--- RECORDS SHOWN ---

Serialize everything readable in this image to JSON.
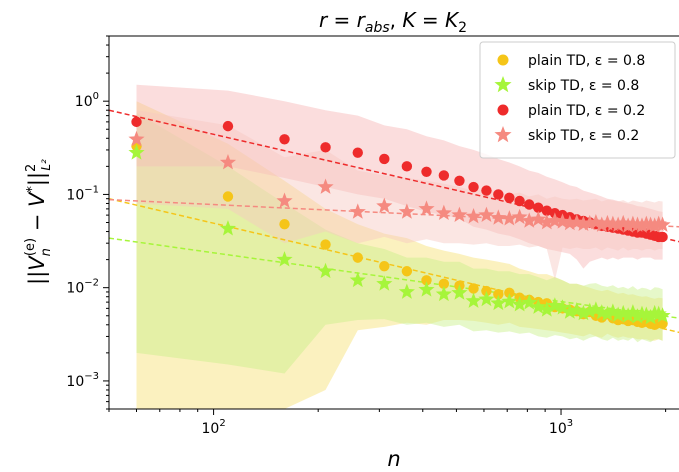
{
  "chart_data": {
    "type": "scatter",
    "title": "r = r_abs, K = K_2",
    "title_parts": {
      "lhs": "r",
      "eq1": " = ",
      "rhs_base": "r",
      "rhs_sub": "abs",
      "sep": ", ",
      "lhs2": "K",
      "eq2": " = ",
      "rhs2_base": "K",
      "rhs2_sub": "2"
    },
    "xlabel": "n",
    "ylabel_parts": {
      "pre": "||",
      "base": "V",
      "sub": "n",
      "sup": "(e)",
      "mid": " − ",
      "v": "V",
      "star": "*",
      "post": "||",
      "norm_sup": "2",
      "norm_sub": "L²"
    },
    "x_scale": "log",
    "y_scale": "log",
    "xlim": [
      50,
      2200
    ],
    "ylim": [
      0.0005,
      5
    ],
    "x_ticks": [
      {
        "value": 100,
        "base": "10",
        "exp": "2"
      },
      {
        "value": 1000,
        "base": "10",
        "exp": "3"
      }
    ],
    "y_ticks": [
      {
        "value": 0.001,
        "base": "10",
        "exp": "−3"
      },
      {
        "value": 0.01,
        "base": "10",
        "exp": "−2"
      },
      {
        "value": 0.1,
        "base": "10",
        "exp": "−1"
      },
      {
        "value": 1,
        "base": "10",
        "exp": "0"
      }
    ],
    "grid": false,
    "legend_position": "top-right",
    "series": [
      {
        "name": "plain TD, ε = 0.8",
        "marker": "circle",
        "color": "#f5c518",
        "band_color": "#f7e070",
        "x": [
          60,
          110,
          160,
          210,
          260,
          310,
          360,
          410,
          460,
          510,
          560,
          610,
          660,
          710,
          760,
          810,
          860,
          910,
          960,
          1010,
          1060,
          1110,
          1160,
          1210,
          1260,
          1310,
          1360,
          1410,
          1460,
          1510,
          1560,
          1610,
          1660,
          1710,
          1760,
          1810,
          1860,
          1910,
          1960
        ],
        "y": [
          0.33,
          0.095,
          0.048,
          0.029,
          0.021,
          0.017,
          0.015,
          0.012,
          0.011,
          0.0105,
          0.0098,
          0.0092,
          0.0085,
          0.0088,
          0.0078,
          0.0074,
          0.007,
          0.0068,
          0.0062,
          0.006,
          0.0058,
          0.0056,
          0.0052,
          0.0055,
          0.005,
          0.0048,
          0.0052,
          0.0047,
          0.0045,
          0.0046,
          0.0044,
          0.0045,
          0.0043,
          0.0042,
          0.0043,
          0.0041,
          0.004,
          0.0042,
          0.0041
        ],
        "band_lower": [
          0.0005,
          0.0005,
          0.0005,
          0.0008,
          0.0035,
          0.0038,
          0.0042,
          0.004,
          0.0045,
          0.0045,
          0.0044,
          0.0042,
          0.004,
          0.0042,
          0.0038,
          0.0037,
          0.0036,
          0.0035,
          0.0034,
          0.0033,
          0.0032,
          0.0031,
          0.003,
          0.0032,
          0.003,
          0.0029,
          0.0032,
          0.003,
          0.0029,
          0.003,
          0.0029,
          0.0029,
          0.0028,
          0.0028,
          0.0028,
          0.0027,
          0.0027,
          0.0028,
          0.0027
        ],
        "band_upper": [
          1.0,
          0.35,
          0.14,
          0.07,
          0.048,
          0.038,
          0.034,
          0.028,
          0.025,
          0.023,
          0.021,
          0.02,
          0.019,
          0.018,
          0.016,
          0.015,
          0.014,
          0.014,
          0.013,
          0.012,
          0.011,
          0.011,
          0.0105,
          0.01,
          0.0095,
          0.0092,
          0.0095,
          0.009,
          0.0086,
          0.0088,
          0.0084,
          0.0085,
          0.0082,
          0.008,
          0.0081,
          0.0078,
          0.0076,
          0.0078,
          0.0077
        ],
        "fit": {
          "x": [
            50,
            2200
          ],
          "y": [
            0.09,
            0.0033
          ]
        }
      },
      {
        "name": "skip TD, ε = 0.8",
        "marker": "star",
        "color": "#a6f53a",
        "band_color": "#c8f088",
        "x": [
          60,
          110,
          160,
          210,
          260,
          310,
          360,
          410,
          460,
          510,
          560,
          610,
          660,
          710,
          760,
          810,
          860,
          910,
          960,
          1010,
          1060,
          1110,
          1160,
          1210,
          1260,
          1310,
          1360,
          1410,
          1460,
          1510,
          1560,
          1610,
          1660,
          1710,
          1760,
          1810,
          1860,
          1910,
          1960
        ],
        "y": [
          0.28,
          0.043,
          0.02,
          0.015,
          0.012,
          0.011,
          0.009,
          0.0095,
          0.0085,
          0.0088,
          0.0072,
          0.0075,
          0.0068,
          0.0071,
          0.0066,
          0.0069,
          0.0062,
          0.0058,
          0.0064,
          0.0061,
          0.0055,
          0.0057,
          0.0053,
          0.0056,
          0.0058,
          0.0054,
          0.0052,
          0.0055,
          0.0051,
          0.0053,
          0.005,
          0.0054,
          0.0049,
          0.0052,
          0.0051,
          0.0048,
          0.0053,
          0.0052,
          0.005
        ],
        "band_lower": [
          0.002,
          0.0015,
          0.0012,
          0.004,
          0.0045,
          0.0046,
          0.004,
          0.0042,
          0.0038,
          0.004,
          0.0034,
          0.0035,
          0.0033,
          0.0034,
          0.0032,
          0.0033,
          0.003,
          0.0029,
          0.0031,
          0.003,
          0.0028,
          0.0029,
          0.0027,
          0.0029,
          0.003,
          0.0028,
          0.0027,
          0.0029,
          0.0027,
          0.0028,
          0.0027,
          0.0029,
          0.0026,
          0.0028,
          0.0027,
          0.0026,
          0.0028,
          0.0028,
          0.0027
        ],
        "band_upper": [
          0.75,
          0.2,
          0.08,
          0.042,
          0.03,
          0.026,
          0.021,
          0.021,
          0.019,
          0.019,
          0.016,
          0.016,
          0.015,
          0.015,
          0.014,
          0.014,
          0.013,
          0.012,
          0.013,
          0.012,
          0.011,
          0.011,
          0.0105,
          0.011,
          0.0112,
          0.0105,
          0.0102,
          0.0106,
          0.0099,
          0.0102,
          0.0097,
          0.0104,
          0.0095,
          0.01,
          0.0098,
          0.0094,
          0.0101,
          0.01,
          0.0096
        ],
        "fit": {
          "x": [
            50,
            2200
          ],
          "y": [
            0.034,
            0.0047
          ]
        }
      },
      {
        "name": "plain TD, ε = 0.2",
        "marker": "circle",
        "color": "#ee2b2b",
        "band_color": "#f7b3b3",
        "x": [
          60,
          110,
          160,
          210,
          260,
          310,
          360,
          410,
          460,
          510,
          560,
          610,
          660,
          710,
          760,
          810,
          860,
          910,
          960,
          1010,
          1060,
          1110,
          1160,
          1210,
          1260,
          1310,
          1360,
          1410,
          1460,
          1510,
          1560,
          1610,
          1660,
          1710,
          1760,
          1810,
          1860,
          1910,
          1960
        ],
        "y": [
          0.6,
          0.54,
          0.39,
          0.32,
          0.28,
          0.24,
          0.2,
          0.175,
          0.16,
          0.14,
          0.12,
          0.11,
          0.1,
          0.092,
          0.085,
          0.078,
          0.072,
          0.067,
          0.063,
          0.06,
          0.057,
          0.054,
          0.052,
          0.05,
          0.048,
          0.046,
          0.045,
          0.044,
          0.043,
          0.042,
          0.041,
          0.04,
          0.039,
          0.039,
          0.038,
          0.037,
          0.036,
          0.035,
          0.035
        ],
        "band_lower": [
          0.2,
          0.2,
          0.15,
          0.12,
          0.1,
          0.09,
          0.075,
          0.065,
          0.06,
          0.055,
          0.045,
          0.042,
          0.038,
          0.036,
          0.033,
          0.03,
          0.028,
          0.026,
          0.025,
          0.024,
          0.023,
          0.02,
          0.016,
          0.019,
          0.02,
          0.021,
          0.02,
          0.021,
          0.02,
          0.021,
          0.021,
          0.021,
          0.02,
          0.021,
          0.021,
          0.021,
          0.02,
          0.02,
          0.02
        ],
        "band_upper": [
          1.5,
          1.3,
          1.0,
          0.8,
          0.7,
          0.55,
          0.5,
          0.42,
          0.38,
          0.33,
          0.3,
          0.27,
          0.24,
          0.22,
          0.2,
          0.18,
          0.17,
          0.155,
          0.145,
          0.135,
          0.125,
          0.12,
          0.11,
          0.105,
          0.1,
          0.095,
          0.09,
          0.088,
          0.085,
          0.082,
          0.08,
          0.078,
          0.075,
          0.074,
          0.072,
          0.07,
          0.068,
          0.066,
          0.065
        ],
        "fit": {
          "x": [
            50,
            2200
          ],
          "y": [
            0.8,
            0.031
          ]
        }
      },
      {
        "name": "skip TD, ε = 0.2",
        "marker": "star",
        "color": "#f58a80",
        "band_color": "#f7c8c0",
        "x": [
          60,
          110,
          160,
          210,
          260,
          310,
          360,
          410,
          460,
          510,
          560,
          610,
          660,
          710,
          760,
          810,
          860,
          910,
          960,
          1010,
          1060,
          1110,
          1160,
          1210,
          1260,
          1310,
          1360,
          1410,
          1460,
          1510,
          1560,
          1610,
          1660,
          1710,
          1760,
          1810,
          1860,
          1910,
          1960
        ],
        "y": [
          0.39,
          0.22,
          0.085,
          0.12,
          0.065,
          0.075,
          0.065,
          0.07,
          0.063,
          0.06,
          0.058,
          0.06,
          0.056,
          0.055,
          0.057,
          0.052,
          0.054,
          0.05,
          0.052,
          0.051,
          0.049,
          0.05,
          0.048,
          0.049,
          0.05,
          0.047,
          0.049,
          0.048,
          0.047,
          0.049,
          0.046,
          0.048,
          0.047,
          0.046,
          0.048,
          0.047,
          0.046,
          0.048,
          0.047
        ],
        "band_lower": [
          0.08,
          0.07,
          0.03,
          0.04,
          0.03,
          0.035,
          0.03,
          0.033,
          0.03,
          0.03,
          0.029,
          0.03,
          0.028,
          0.028,
          0.029,
          0.027,
          0.028,
          0.026,
          0.012,
          0.027,
          0.026,
          0.027,
          0.026,
          0.026,
          0.027,
          0.025,
          0.027,
          0.026,
          0.025,
          0.027,
          0.025,
          0.026,
          0.026,
          0.025,
          0.026,
          0.026,
          0.025,
          0.026,
          0.026
        ],
        "band_upper": [
          0.8,
          0.55,
          0.25,
          0.3,
          0.18,
          0.16,
          0.15,
          0.14,
          0.13,
          0.12,
          0.11,
          0.115,
          0.105,
          0.1,
          0.105,
          0.095,
          0.1,
          0.09,
          0.095,
          0.09,
          0.088,
          0.09,
          0.086,
          0.088,
          0.09,
          0.084,
          0.088,
          0.086,
          0.084,
          0.087,
          0.082,
          0.086,
          0.084,
          0.082,
          0.086,
          0.084,
          0.082,
          0.085,
          0.084
        ],
        "fit": {
          "x": [
            50,
            2200
          ],
          "y": [
            0.088,
            0.045
          ]
        }
      }
    ]
  }
}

---

▸ **WHAT YOU HAVE TO DO**
Every line that holds the word "name" should be extracted.

▸ **COMPLETE RESPONSE**
        "name": "plain TD, ε = 0.8",
        "name": "skip TD, ε = 0.8",
        "name": "plain TD, ε = 0.2",
        "name": "skip TD, ε = 0.2",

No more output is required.